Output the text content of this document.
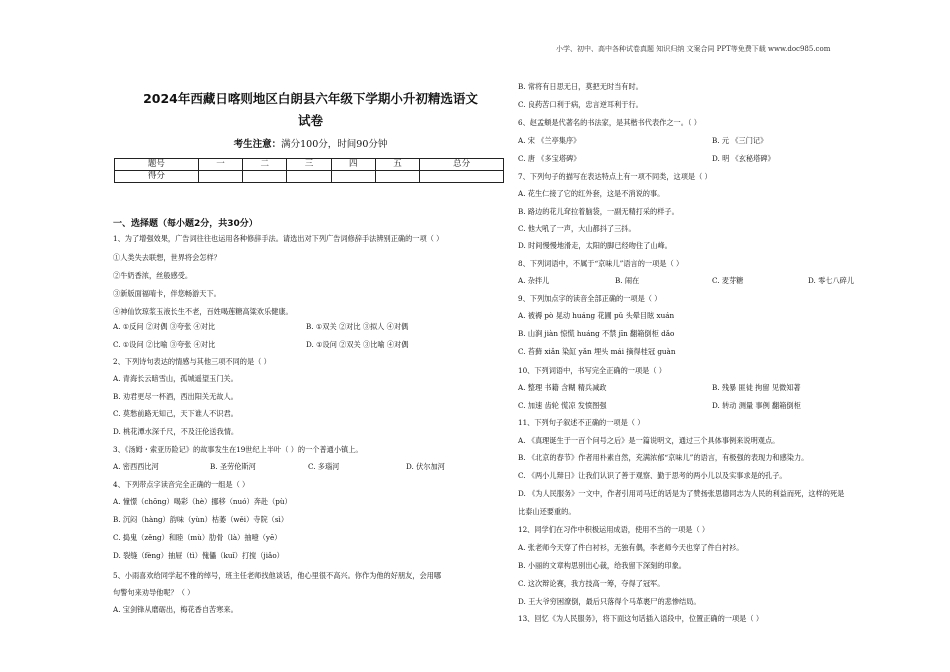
小学、初中、高中各种试卷真题 知识归纳 文案合同 PPT等免费下载 www.doc985.com
2024年西藏日喀则地区白朗县六年级下学期小升初精选语文
试卷
考生注意：满分100分，时间90分钟
题号	一	二	三	四	五	总分
得分						
一、选择题（每小题2分，共30分）
1、为了增强效果，广告词往往也运用各种修辞手法。请选出对下列广告词修辞手法辨别正确的一项（ ）
①人类失去联想，世界将会怎样？
②牛奶香浓，丝般感受。
③新版面福唷卡，伴您畅游天下。
④神仙饮琼浆玉液长生不老，百姓喝莲糖高粱欢乐健康。
A. ①反问 ②对偶 ③夸张 ④对比	B. ①双关 ②对比 ③拟人 ④对偶
C. ①设问 ②比喻 ③夸张 ④对比	D. ①设问 ②双关 ③比喻 ④对偶
2、下列诗句表达的情感与其他三项不同的是（ ）
A. 青海长云暗雪山，孤城遥望玉门关。
B. 劝君更尽一杯酒，西出阳关无故人。
C. 莫愁前路无知己，天下谁人不识君。
D. 桃花潭水深千尺，不及汪伦送我情。
3、《汤姆・索亚历险记》的故事发生在19世纪上半叶（ ）的一个普通小镇上。
A. 密西西比河	B. 圣劳伦斯河	C. 多瑙河	D. 伏尔加河
4、下列带点字读音完全正确的一组是（ ）
A. 憧憬（chōng）喝彩（hè）挪移（nuó）奔赴（pù）
B. 沉闷（hàng）韵味（yùn）枯萎（wěi）寺院（sì）
C. 捣鬼（zěng）和睦（mù）肋骨（là）抽噎（yē）
D. 裂缝（fèng）抽屉（tì）傀儡（kuǐ）打搅（jiǎo）
5、小雨喜欢给同学起不雅的绰号，班主任老师找他谈话，他心里很不高兴。你作为他的好朋友，会用哪
句警句来劝导他呢？（ ）
A. 宝剑锋从磨砺出，梅花香自苦寒来。
B. 常将有日思无日，莫把无时当有时。
C. 良药苦口利于病，忠言逆耳利于行。
6、赵孟頫是代著名的书法家，是其楷书代表作之一。（ ）
A. 宋 《兰亭集序》	B. 元 《三门记》
C. 唐 《多宝塔碑》	D. 明 《玄秘塔碑》
7、下列句子的描写在表达特点上有一项不同类，这项是（ ）
A. 花生仁接了它的红外套，这是不消说的事。
B. 路边的花儿耷拉着脑袋，一副无精打采的样子。
C. 他大吼了一声，大山都抖了三抖。
D. 时间慢慢地滑走，太阳的脚已经吻住了山峰。
8、下列词语中，不属于“京味儿”语言的一项是（ ）
A. 杂拌儿	B. 闹在	C. 麦芽糖	D. 零七八碎儿
9、下列加点字的读音全部正确的一项是（ ）
A. 被褥 pò 晃动 huáng 花圃 pǔ 头晕目眩 xuán
B. 山涧 jiàn 惊慌 huáng 不禁 jīn 翻箱倒柜 dǎo
C. 苔藓 xiǎn 染缸 yǎn 埋头 mái 摘得桂冠 guàn
10、下列词语中，书写完全正确的一项是（ ）
A. 整理 书籍 含糊 精兵减政	B. 残暴 匪徒 拘留 见微知著
C. 加速 齿轮 慌凉 发愤图强	D. 转动 测量 事例 翻箱倒柜
11、下列句子叙述不正确的一项是（ ）
A. 《真理诞生于一百个问号之后》是一篇说明文，通过三个具体事例来说明观点。
B. 《北京的春节》作者用朴素自然，充满浓郁“京味儿”的语言，有极强的表现力和感染力。
C. 《两小儿辩日》让我们认识了善于观察、勤于思考的两小儿以及实事求是的孔子。
D. 《为人民服务》一文中，作者引用司马迁的话是为了赞扬张思德同志为人民的利益而死，这样的死是
比泰山还要重的。
12、同学们在习作中积极运用成语，使用不当的一项是（ ）
A. 张老师今天穿了件白衬衫，无独有偶，李老师今天也穿了件白衬衫。
B. 小丽的文章构思别出心裁，给我留下深刻的印象。
C. 这次辩论赛，我方技高一筹，夺得了冠军。
D. 王大爷穷困潦倒，最后只落得个马革裹尸的悲惨结局。
13、回忆《为人民服务》，将下面这句话插入语段中，位置正确的一项是（ ）
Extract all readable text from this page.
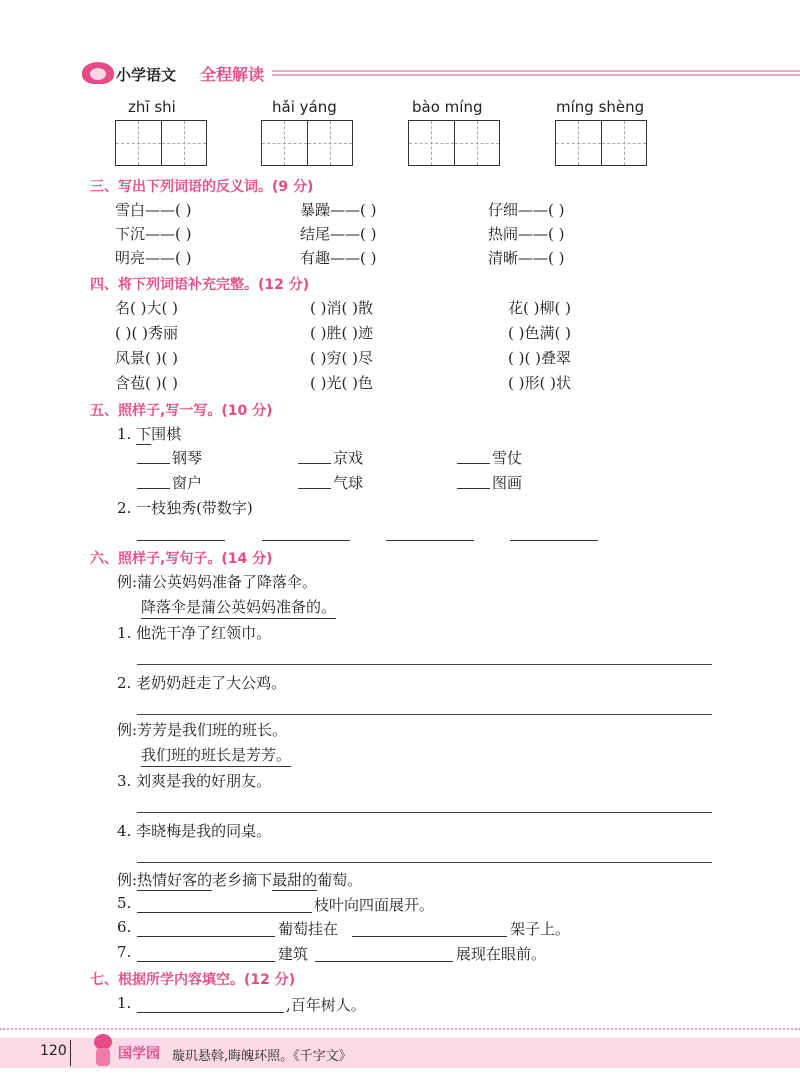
小学语文 全程解读
zhī shi	hǎi yáng	bào míng	míng shèng
三、写出下列词语的反义词。(9 分)
雪白——( )	暴躁——( )	仔细——( )
下沉——( )	结尾——( )	热闹——( )
明亮——( )	有趣——( )	清晰——( )
四、将下列词语补充完整。(12 分)
名( )大( )	( )消( )散	花( )柳( )
( )( )秀丽	( )胜( )迹	( )色满( )
风景( )( )	( )穷( )尽	( )( )叠翠
含苞( )( )	( )光( )色	( )形( )状
五、照样子,写一写。(10 分)
1. 下围棋
钢琴	京戏	雪仗
窗户	气球	图画
2. 一枝独秀(带数字)
六、照样子,写句子。(14 分)
例:蒲公英妈妈准备了降落伞。
降落伞是蒲公英妈妈准备的。
1. 他洗干净了红领巾。
2. 老奶奶赶走了大公鸡。
例:芳芳是我们班的班长。
我们班的班长是芳芳。
3. 刘爽是我的好朋友。
4. 李晓梅是我的同桌。
例:热情好客的老乡摘下最甜的葡萄。
5.	枝叶向四面展开。
6.	葡萄挂在	架子上。
7.	建筑	展现在眼前。
七、根据所学内容填空。(12 分)
1.	,百年树人。
120	国学园 璇玑悬斡,晦魄环照。《千字文》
........
All lines from the one containing "Extract all readable text from this page." through the end of the entries, both ends included, should be written out exactly, with no pictures.

▶ [Solution for this exercise]
Extract all readable text from this page.
小学语文 全程解读
zhī shi	hǎi yáng	bào míng	míng shèng
三、写出下列词语的反义词。(9 分)
雪白——( )	暴躁——( )	仔细——( )
下沉——( )	结尾——( )	热闹——( )
明亮——( )	有趣——( )	清晰——( )
四、将下列词语补充完整。(12 分)
名( )大( )	( )消( )散	花( )柳( )
( )( )秀丽	( )胜( )迹	( )色满( )
风景( )( )	( )穷( )尽	( )( )叠翠
含苞( )( )	( )光( )色	( )形( )状
五、照样子,写一写。(10 分)
1. 下围棋
钢琴	京戏	雪仗
窗户	气球	图画
2. 一枝独秀(带数字)
六、照样子,写句子。(14 分)
例:蒲公英妈妈准备了降落伞。
降落伞是蒲公英妈妈准备的。
1. 他洗干净了红领巾。
2. 老奶奶赶走了大公鸡。
例:芳芳是我们班的班长。
我们班的班长是芳芳。
3. 刘爽是我的好朋友。
4. 李晓梅是我的同桌。
例:热情好客的老乡摘下最甜的葡萄。
5.	枝叶向四面展开。
6.	葡萄挂在	架子上。
7.	建筑	展现在眼前。
七、根据所学内容填空。(12 分)
1.	,百年树人。
120	国学园 璇玑悬斡,晦魄环照。《千字文》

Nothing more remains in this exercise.